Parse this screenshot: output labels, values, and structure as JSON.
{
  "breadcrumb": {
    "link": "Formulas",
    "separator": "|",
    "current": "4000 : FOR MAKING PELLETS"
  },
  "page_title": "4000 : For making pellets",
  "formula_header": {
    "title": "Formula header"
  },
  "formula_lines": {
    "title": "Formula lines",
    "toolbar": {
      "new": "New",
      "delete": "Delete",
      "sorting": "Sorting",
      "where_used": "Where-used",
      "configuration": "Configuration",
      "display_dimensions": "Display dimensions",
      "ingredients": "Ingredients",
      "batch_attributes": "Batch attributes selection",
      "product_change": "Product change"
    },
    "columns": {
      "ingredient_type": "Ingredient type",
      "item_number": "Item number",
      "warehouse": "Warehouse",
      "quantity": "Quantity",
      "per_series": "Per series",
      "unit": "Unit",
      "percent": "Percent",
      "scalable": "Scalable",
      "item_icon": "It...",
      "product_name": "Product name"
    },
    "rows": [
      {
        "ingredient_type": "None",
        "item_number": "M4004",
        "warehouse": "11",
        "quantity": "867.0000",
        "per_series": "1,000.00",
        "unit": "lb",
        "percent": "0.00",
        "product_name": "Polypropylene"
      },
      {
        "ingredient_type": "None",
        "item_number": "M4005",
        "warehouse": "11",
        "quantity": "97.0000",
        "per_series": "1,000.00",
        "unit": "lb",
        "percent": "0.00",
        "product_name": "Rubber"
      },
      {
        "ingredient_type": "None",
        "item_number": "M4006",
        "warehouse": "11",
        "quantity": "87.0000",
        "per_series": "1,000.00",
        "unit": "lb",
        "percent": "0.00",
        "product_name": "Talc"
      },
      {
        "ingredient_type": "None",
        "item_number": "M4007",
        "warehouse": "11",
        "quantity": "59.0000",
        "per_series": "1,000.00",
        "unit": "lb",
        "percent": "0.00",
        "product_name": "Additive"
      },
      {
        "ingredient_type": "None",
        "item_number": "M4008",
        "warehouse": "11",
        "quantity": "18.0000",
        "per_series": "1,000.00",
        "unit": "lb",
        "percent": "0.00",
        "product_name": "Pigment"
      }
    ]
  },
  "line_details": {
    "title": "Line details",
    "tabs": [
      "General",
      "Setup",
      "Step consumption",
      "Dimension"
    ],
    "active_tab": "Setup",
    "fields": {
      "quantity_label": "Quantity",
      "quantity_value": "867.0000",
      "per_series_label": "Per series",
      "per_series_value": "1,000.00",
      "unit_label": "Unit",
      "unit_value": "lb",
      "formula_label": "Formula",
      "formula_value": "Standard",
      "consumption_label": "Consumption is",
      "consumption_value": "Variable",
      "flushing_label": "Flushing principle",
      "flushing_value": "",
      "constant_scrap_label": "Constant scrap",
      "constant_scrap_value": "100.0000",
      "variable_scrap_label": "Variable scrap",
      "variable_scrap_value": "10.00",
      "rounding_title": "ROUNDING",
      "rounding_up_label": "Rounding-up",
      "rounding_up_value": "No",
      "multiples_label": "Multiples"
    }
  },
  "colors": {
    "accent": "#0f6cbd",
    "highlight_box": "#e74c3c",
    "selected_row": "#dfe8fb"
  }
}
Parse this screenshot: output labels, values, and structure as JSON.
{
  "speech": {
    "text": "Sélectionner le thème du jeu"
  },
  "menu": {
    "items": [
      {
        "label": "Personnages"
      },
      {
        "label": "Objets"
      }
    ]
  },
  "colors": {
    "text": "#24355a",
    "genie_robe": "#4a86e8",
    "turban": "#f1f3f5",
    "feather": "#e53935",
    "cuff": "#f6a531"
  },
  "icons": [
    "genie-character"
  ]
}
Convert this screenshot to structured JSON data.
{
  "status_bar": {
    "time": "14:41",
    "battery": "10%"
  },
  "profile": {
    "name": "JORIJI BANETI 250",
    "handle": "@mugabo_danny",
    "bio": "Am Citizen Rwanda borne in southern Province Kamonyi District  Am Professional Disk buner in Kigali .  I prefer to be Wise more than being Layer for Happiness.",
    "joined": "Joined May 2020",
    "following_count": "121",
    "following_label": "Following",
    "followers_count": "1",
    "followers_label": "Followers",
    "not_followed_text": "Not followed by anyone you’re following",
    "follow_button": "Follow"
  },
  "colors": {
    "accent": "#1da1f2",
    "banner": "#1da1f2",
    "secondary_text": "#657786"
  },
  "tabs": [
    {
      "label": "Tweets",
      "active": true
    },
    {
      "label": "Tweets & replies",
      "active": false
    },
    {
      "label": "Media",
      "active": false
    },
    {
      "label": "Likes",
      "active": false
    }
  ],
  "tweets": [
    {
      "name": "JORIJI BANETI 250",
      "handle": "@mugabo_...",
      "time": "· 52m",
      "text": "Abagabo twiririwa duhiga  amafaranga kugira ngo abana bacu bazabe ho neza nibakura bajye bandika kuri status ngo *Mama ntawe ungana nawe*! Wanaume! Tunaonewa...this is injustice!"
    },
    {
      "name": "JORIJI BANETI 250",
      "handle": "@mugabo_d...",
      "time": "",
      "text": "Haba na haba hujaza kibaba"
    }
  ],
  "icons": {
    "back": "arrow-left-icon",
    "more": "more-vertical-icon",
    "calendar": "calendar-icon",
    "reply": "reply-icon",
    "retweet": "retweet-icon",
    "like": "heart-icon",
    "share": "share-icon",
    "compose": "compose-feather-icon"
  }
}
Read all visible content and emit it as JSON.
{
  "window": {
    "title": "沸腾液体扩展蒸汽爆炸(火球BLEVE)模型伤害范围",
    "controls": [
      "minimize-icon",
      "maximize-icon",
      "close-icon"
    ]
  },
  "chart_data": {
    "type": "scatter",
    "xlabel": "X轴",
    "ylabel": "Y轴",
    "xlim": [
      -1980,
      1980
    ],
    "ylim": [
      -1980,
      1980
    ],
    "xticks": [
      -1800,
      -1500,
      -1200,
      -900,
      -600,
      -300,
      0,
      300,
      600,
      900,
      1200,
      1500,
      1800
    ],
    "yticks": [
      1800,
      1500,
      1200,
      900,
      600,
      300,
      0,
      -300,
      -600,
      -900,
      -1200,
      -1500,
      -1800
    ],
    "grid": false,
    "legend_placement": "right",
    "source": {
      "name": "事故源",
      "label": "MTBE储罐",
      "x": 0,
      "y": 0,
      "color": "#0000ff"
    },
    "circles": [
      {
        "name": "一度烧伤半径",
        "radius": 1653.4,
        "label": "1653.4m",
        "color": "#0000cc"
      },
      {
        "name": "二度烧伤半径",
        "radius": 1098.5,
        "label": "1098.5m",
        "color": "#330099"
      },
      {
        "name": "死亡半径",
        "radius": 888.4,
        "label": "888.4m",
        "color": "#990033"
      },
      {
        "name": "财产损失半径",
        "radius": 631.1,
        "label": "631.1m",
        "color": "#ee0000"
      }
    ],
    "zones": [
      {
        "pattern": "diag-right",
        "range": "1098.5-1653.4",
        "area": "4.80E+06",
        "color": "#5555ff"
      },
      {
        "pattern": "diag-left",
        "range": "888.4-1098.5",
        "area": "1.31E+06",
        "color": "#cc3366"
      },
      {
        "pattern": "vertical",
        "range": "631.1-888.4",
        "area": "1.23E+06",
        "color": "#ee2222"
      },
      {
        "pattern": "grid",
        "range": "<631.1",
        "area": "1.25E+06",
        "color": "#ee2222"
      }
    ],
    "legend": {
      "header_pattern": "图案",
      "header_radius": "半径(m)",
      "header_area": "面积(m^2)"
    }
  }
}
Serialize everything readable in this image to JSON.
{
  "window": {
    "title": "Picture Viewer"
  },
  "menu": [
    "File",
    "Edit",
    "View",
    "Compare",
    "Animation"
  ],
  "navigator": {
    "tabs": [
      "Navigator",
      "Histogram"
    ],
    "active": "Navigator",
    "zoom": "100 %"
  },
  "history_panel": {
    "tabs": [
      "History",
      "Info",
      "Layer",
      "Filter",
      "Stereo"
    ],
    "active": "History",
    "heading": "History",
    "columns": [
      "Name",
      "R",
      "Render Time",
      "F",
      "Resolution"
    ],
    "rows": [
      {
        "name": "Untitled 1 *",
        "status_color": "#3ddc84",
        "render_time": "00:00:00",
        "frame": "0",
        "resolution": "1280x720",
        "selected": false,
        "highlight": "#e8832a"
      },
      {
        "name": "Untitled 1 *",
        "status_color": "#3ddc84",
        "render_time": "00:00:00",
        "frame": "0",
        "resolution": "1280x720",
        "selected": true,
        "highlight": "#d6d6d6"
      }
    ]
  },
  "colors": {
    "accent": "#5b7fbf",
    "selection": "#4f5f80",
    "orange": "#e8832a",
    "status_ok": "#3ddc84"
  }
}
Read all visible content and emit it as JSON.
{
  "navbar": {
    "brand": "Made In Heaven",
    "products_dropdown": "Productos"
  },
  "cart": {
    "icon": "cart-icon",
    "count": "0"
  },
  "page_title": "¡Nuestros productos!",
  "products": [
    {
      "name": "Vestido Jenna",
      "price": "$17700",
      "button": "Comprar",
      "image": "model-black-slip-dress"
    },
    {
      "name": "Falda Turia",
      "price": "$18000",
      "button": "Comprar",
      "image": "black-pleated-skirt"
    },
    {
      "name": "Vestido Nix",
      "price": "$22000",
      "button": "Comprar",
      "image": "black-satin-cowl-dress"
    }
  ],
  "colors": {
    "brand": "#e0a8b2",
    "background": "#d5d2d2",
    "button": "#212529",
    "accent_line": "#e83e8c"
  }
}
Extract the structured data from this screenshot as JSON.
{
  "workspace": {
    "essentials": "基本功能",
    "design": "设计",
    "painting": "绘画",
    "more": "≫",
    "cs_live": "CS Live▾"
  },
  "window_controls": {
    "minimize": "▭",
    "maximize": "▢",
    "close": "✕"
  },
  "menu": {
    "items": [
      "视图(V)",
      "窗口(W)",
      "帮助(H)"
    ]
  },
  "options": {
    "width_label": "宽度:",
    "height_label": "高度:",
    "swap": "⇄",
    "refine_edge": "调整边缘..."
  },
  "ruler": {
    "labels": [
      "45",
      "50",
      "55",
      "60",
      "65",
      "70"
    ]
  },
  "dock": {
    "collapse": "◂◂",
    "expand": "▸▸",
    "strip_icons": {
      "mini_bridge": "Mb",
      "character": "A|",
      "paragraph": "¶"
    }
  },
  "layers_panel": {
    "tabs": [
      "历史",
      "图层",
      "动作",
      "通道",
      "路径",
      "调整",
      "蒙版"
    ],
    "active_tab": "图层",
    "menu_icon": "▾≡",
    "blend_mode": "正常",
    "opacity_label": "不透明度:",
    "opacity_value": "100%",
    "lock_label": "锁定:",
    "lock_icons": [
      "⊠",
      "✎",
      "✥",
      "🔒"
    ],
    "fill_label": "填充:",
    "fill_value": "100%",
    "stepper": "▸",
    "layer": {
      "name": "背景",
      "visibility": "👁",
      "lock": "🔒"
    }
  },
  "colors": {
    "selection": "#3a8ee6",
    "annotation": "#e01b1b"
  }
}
^^^^^^^^
* What you have to do
In the records above, collect each line with "vertical".

* Task solution
    "more": "more-vertical-icon",
        "pattern": "vertical",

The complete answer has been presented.